Gather from the listing below each line that includes the word "triangle", and copy it.

--- begin ---

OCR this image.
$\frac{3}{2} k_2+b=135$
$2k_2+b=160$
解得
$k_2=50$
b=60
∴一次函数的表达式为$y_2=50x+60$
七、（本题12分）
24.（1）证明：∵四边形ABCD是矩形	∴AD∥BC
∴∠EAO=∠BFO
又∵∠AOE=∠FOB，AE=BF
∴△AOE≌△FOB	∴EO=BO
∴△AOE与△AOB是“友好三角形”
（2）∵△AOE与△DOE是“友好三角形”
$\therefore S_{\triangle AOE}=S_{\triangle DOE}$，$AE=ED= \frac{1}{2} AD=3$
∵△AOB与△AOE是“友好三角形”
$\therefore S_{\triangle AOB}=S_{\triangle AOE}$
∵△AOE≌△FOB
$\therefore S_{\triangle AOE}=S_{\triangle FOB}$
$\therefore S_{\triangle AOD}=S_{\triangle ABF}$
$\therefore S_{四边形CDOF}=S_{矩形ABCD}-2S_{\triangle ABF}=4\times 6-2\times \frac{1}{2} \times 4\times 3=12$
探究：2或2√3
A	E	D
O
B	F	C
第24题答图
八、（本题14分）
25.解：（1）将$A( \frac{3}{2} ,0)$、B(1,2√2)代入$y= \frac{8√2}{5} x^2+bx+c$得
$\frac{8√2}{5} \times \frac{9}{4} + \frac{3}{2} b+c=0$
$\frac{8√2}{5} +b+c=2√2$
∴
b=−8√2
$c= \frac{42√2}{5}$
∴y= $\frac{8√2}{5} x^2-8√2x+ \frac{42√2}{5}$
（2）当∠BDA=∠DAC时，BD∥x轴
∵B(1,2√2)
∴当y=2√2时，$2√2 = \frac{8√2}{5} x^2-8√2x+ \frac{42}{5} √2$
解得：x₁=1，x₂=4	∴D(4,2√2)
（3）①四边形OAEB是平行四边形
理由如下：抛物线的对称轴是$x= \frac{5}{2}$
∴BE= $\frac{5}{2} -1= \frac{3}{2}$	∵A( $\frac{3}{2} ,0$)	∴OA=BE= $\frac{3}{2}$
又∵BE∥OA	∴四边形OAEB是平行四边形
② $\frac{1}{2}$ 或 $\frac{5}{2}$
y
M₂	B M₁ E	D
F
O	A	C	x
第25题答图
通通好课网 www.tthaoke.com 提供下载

--- end ---

Exercise output:
$\therefore S_{\triangle AOE}=S_{\triangle DOE}$，$AE=ED= \frac{1}{2} AD=3$
$\therefore S_{\triangle AOB}=S_{\triangle AOE}$
$\therefore S_{\triangle AOE}=S_{\triangle FOB}$
$\therefore S_{\triangle AOD}=S_{\triangle ABF}$
$\therefore S_{四边形CDOF}=S_{矩形ABCD}-2S_{\triangle ABF}=4\times 6-2\times \frac{1}{2} \times 4\times 3=12$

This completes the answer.